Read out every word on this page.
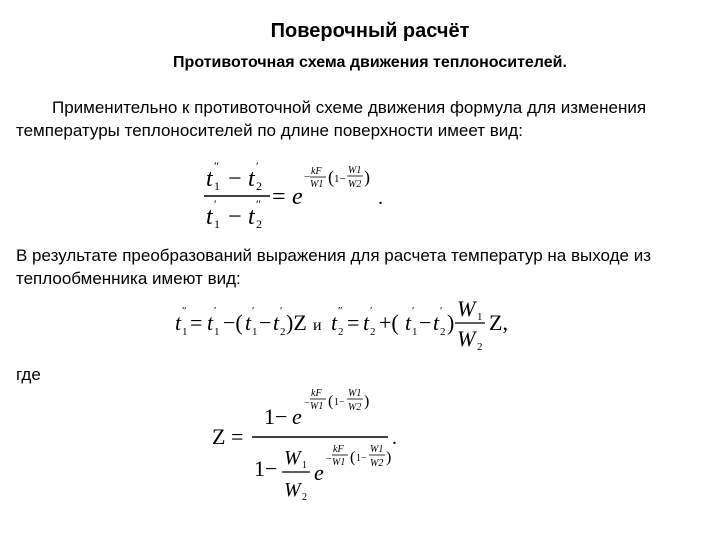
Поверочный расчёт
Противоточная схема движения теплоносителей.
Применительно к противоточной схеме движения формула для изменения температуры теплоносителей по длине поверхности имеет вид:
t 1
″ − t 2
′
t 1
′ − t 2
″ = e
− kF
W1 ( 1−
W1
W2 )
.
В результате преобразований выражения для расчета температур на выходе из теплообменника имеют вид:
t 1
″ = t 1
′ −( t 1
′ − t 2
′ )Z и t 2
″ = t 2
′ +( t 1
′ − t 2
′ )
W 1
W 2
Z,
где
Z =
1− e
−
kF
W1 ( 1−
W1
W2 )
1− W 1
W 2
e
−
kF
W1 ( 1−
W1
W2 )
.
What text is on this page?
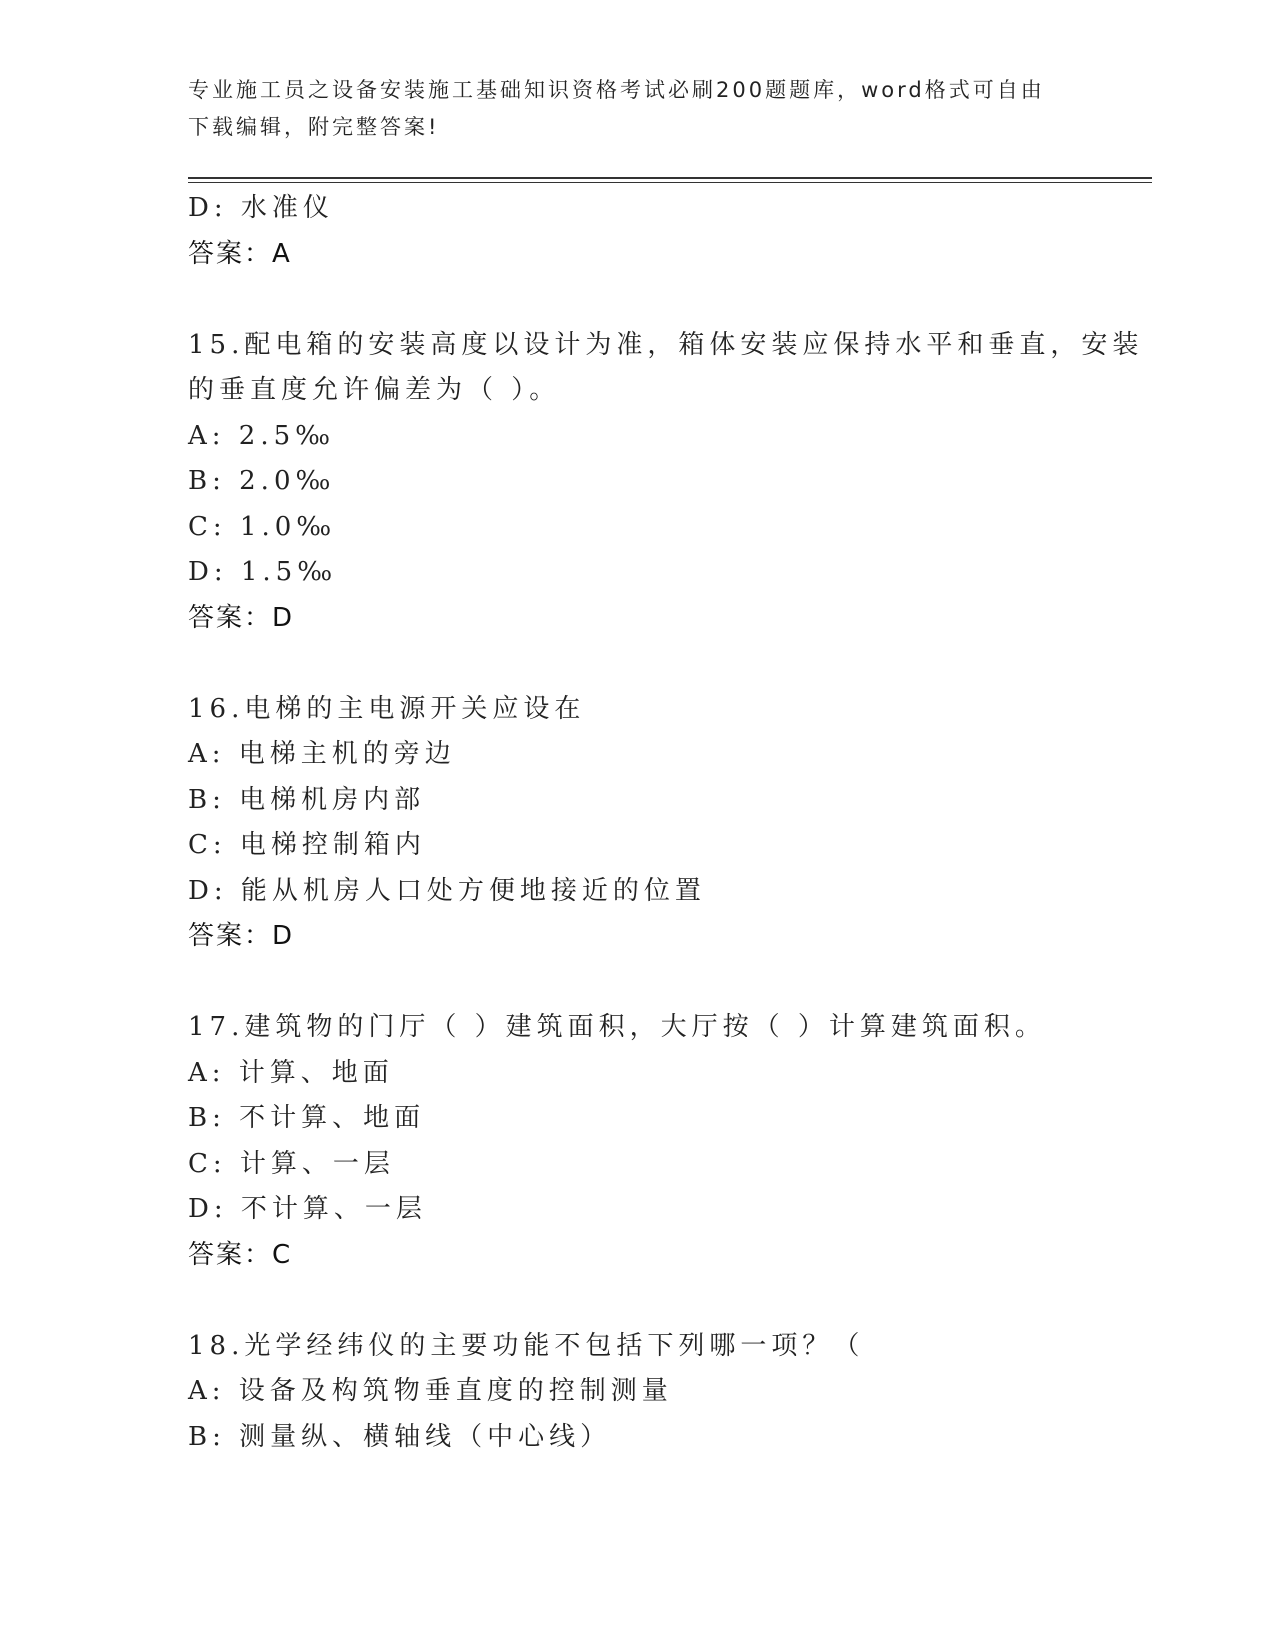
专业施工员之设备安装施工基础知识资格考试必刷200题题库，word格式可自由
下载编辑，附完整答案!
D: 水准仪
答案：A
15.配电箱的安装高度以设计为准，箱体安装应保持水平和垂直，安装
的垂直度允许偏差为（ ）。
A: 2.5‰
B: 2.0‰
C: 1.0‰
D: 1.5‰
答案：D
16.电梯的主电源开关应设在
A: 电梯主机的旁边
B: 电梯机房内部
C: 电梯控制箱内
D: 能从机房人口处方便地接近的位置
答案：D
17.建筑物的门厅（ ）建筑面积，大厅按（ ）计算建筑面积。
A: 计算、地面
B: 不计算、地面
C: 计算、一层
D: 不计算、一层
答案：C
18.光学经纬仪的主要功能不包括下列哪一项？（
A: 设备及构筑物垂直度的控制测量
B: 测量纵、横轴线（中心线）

- Problem -
Scan the material above. Copy each line that holds the word "теплоносителей".

- Full answer -
Противоточная схема движения теплоносителей.
Применительно к противоточной схеме движения формула для изменения температуры теплоносителей по длине поверхности имеет вид:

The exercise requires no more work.